## begin Items
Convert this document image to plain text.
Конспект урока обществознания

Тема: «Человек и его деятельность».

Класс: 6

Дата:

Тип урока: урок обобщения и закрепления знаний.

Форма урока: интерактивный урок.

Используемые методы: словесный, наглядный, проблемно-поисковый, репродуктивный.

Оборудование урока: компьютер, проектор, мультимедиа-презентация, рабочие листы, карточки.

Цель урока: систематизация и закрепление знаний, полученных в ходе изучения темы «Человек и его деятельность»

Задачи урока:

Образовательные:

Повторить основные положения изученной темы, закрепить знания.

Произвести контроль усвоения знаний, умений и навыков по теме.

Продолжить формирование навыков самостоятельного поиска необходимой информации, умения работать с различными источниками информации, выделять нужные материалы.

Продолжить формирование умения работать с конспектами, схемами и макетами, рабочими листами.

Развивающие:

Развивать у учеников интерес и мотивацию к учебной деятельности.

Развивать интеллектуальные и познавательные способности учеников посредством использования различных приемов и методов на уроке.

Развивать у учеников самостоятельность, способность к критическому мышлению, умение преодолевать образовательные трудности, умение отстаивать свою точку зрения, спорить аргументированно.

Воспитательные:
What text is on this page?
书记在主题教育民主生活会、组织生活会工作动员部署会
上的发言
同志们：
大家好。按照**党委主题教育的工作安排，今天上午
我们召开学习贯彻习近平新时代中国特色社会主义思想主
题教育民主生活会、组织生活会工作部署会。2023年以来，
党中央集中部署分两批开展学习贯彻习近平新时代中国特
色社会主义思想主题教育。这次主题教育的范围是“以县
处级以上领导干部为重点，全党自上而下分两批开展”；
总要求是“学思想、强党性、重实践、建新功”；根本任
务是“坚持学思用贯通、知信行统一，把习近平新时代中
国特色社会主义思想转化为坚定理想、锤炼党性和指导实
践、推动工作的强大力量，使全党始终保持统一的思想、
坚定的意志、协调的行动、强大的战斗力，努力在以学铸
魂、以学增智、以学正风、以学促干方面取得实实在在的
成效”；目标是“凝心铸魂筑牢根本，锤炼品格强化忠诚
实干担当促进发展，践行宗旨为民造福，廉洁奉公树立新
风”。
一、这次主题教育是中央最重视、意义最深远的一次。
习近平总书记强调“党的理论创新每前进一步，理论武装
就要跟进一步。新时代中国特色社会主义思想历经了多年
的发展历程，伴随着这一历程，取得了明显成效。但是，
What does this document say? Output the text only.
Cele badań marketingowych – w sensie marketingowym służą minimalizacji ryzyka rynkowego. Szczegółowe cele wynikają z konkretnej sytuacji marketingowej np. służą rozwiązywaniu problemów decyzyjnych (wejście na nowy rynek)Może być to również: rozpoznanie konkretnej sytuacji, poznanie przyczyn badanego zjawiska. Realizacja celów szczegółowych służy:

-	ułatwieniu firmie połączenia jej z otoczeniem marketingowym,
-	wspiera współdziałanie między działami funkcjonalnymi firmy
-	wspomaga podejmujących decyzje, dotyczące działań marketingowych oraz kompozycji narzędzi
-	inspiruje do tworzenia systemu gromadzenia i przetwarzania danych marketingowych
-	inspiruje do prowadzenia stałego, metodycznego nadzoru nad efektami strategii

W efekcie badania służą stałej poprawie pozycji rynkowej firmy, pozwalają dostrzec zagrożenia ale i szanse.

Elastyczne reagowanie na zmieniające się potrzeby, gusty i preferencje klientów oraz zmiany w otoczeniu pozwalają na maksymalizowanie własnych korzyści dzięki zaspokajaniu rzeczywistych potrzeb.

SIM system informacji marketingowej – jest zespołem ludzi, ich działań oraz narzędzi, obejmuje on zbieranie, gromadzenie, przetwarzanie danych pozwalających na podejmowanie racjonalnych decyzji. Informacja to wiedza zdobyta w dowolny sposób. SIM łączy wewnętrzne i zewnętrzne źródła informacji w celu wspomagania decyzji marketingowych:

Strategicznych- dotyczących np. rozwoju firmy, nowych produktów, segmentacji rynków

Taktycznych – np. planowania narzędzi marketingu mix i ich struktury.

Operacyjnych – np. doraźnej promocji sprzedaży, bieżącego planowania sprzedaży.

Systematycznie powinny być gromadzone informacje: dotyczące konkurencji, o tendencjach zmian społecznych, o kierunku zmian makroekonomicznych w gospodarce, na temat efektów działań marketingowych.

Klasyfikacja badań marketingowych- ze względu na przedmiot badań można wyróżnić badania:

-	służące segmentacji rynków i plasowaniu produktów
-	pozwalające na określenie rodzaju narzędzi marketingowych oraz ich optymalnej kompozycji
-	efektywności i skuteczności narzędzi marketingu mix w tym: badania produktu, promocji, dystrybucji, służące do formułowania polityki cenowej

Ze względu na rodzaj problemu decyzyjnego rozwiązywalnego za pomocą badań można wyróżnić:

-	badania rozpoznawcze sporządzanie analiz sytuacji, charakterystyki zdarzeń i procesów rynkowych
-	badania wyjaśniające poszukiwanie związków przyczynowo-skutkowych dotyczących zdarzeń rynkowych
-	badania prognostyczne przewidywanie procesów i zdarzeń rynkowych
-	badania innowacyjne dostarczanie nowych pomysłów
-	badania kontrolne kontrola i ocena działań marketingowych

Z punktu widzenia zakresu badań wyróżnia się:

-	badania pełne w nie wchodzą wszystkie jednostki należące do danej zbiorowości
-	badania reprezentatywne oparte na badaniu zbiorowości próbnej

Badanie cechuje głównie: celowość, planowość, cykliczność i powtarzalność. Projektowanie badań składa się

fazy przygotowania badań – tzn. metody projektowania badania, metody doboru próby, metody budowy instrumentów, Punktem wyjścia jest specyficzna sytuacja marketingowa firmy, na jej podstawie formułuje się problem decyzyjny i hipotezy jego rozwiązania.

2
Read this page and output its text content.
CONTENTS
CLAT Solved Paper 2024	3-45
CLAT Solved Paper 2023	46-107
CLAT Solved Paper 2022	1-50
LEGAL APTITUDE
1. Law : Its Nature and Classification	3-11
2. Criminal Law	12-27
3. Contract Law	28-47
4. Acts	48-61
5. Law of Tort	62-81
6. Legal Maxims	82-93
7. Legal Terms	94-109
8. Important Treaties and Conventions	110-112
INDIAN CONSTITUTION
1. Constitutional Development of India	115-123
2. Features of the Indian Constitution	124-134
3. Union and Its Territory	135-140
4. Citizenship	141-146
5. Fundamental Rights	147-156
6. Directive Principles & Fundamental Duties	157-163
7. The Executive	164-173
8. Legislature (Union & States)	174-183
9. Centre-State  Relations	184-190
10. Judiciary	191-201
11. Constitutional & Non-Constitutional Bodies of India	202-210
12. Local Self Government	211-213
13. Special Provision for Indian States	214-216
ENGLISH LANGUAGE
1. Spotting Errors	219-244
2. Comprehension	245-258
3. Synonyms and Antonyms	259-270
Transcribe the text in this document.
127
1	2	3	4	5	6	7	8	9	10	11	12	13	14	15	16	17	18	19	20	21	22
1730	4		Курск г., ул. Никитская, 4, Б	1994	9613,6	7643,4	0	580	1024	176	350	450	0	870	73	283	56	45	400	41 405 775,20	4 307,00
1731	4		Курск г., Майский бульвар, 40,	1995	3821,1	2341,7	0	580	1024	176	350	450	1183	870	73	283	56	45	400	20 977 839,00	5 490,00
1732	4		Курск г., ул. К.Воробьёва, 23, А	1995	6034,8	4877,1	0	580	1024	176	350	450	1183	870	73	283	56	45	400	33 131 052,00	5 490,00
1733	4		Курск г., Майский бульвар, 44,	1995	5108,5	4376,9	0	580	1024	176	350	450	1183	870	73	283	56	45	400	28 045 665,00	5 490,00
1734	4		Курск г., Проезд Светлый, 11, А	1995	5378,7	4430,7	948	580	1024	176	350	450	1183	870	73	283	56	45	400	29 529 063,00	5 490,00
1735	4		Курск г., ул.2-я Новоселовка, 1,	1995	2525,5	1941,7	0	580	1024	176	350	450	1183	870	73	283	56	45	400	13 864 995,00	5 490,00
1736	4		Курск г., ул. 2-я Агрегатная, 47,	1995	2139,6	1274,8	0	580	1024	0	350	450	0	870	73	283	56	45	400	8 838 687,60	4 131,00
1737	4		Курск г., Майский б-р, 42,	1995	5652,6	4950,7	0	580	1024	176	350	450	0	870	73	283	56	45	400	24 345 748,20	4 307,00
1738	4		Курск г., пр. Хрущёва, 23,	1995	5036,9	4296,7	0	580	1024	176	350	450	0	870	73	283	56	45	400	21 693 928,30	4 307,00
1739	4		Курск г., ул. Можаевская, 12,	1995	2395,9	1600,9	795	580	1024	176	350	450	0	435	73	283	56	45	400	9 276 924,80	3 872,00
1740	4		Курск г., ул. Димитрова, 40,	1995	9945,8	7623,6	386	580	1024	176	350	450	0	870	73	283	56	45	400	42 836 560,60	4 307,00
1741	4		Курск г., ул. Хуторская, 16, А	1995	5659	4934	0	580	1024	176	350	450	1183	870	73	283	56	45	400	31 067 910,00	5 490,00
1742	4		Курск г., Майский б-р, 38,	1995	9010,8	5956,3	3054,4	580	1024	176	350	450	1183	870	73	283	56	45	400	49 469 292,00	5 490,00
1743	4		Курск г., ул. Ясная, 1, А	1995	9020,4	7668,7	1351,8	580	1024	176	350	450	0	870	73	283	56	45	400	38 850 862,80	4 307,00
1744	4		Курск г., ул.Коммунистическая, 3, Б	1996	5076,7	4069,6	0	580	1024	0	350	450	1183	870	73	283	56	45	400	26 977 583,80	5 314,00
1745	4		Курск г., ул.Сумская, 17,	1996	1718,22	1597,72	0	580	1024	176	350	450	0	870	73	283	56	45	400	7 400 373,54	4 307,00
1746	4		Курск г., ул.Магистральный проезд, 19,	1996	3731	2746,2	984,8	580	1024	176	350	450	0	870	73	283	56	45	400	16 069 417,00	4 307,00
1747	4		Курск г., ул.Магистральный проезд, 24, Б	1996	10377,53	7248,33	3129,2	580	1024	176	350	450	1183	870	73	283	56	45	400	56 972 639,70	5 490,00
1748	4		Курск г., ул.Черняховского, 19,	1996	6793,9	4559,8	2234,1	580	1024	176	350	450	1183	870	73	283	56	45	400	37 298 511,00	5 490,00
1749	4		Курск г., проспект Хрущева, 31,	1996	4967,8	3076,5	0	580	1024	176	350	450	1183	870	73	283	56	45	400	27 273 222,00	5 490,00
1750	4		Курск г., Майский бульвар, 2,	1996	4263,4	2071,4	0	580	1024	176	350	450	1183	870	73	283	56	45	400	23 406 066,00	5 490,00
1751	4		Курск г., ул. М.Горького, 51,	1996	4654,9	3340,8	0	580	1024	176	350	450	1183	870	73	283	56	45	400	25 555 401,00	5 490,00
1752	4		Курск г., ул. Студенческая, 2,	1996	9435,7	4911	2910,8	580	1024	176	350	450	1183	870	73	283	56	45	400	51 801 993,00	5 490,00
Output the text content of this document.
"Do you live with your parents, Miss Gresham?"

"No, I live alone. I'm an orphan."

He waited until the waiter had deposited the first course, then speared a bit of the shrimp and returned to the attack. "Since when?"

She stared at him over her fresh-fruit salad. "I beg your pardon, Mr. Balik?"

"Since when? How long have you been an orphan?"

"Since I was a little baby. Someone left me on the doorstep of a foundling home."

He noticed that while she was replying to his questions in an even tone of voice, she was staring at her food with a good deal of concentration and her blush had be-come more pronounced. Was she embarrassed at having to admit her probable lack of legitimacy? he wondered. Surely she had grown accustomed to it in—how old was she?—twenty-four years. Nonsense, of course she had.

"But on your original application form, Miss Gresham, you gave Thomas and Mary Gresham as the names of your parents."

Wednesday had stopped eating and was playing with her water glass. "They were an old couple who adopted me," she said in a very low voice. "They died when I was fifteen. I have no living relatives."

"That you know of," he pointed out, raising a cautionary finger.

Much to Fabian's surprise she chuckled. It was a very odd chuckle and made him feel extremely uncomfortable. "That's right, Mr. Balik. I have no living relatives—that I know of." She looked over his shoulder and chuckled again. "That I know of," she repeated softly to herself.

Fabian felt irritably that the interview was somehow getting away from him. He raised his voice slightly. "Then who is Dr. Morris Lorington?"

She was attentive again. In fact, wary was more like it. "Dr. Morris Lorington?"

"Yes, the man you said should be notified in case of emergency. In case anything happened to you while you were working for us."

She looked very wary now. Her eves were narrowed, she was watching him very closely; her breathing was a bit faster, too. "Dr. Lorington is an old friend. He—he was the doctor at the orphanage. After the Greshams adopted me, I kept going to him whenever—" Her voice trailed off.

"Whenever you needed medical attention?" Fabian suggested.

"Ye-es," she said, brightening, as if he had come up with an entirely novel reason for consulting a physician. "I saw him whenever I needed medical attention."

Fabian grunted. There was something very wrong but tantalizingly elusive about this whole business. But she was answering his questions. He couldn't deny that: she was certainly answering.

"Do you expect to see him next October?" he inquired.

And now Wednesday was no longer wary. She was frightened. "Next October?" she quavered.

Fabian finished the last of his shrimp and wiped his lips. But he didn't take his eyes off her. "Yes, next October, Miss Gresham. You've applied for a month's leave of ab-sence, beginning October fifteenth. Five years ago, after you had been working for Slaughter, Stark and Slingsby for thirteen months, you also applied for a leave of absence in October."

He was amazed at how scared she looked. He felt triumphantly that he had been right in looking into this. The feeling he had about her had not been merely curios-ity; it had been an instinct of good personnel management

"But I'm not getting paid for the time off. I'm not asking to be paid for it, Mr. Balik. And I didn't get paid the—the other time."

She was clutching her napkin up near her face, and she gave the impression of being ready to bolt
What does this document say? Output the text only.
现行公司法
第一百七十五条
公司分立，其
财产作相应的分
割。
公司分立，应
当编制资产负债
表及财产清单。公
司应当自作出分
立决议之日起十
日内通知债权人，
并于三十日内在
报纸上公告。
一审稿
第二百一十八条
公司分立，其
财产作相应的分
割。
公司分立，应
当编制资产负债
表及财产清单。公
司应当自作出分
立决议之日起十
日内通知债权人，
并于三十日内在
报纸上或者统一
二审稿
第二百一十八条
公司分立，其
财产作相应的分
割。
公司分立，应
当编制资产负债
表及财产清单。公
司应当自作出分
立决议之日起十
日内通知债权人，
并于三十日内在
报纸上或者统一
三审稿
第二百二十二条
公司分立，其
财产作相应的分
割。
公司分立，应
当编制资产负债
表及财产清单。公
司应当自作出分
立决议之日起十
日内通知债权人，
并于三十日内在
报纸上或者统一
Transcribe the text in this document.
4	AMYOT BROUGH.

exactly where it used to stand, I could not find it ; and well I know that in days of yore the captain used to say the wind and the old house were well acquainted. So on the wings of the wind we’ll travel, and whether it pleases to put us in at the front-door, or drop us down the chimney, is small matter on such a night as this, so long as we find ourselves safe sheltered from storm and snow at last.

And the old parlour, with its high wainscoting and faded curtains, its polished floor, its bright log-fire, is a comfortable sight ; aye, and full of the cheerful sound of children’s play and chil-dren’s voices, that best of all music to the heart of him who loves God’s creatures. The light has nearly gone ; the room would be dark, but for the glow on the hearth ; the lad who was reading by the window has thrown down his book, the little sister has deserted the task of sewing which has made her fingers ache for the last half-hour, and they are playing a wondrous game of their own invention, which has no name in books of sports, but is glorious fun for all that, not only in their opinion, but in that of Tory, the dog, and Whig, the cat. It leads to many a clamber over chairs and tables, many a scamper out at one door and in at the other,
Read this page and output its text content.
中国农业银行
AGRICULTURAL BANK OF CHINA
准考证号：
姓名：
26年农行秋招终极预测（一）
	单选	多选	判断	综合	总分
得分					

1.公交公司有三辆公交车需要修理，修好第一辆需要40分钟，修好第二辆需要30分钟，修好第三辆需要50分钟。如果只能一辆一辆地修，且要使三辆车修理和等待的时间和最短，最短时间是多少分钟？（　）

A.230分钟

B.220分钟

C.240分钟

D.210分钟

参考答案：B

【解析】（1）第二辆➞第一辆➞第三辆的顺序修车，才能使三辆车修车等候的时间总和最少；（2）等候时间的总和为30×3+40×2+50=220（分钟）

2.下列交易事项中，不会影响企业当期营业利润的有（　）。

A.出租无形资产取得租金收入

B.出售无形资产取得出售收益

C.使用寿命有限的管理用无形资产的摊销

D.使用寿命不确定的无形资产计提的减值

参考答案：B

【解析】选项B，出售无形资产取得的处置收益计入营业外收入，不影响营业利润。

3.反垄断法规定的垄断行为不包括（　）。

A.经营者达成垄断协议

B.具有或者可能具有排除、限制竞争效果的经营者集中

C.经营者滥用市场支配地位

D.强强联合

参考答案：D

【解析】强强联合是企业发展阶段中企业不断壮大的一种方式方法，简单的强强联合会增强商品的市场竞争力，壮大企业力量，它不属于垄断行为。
## end Items
(Aim of the task): Of the lines in the material above, state how many contain the string "dotyczące"; give no other text.

(Correct output): 2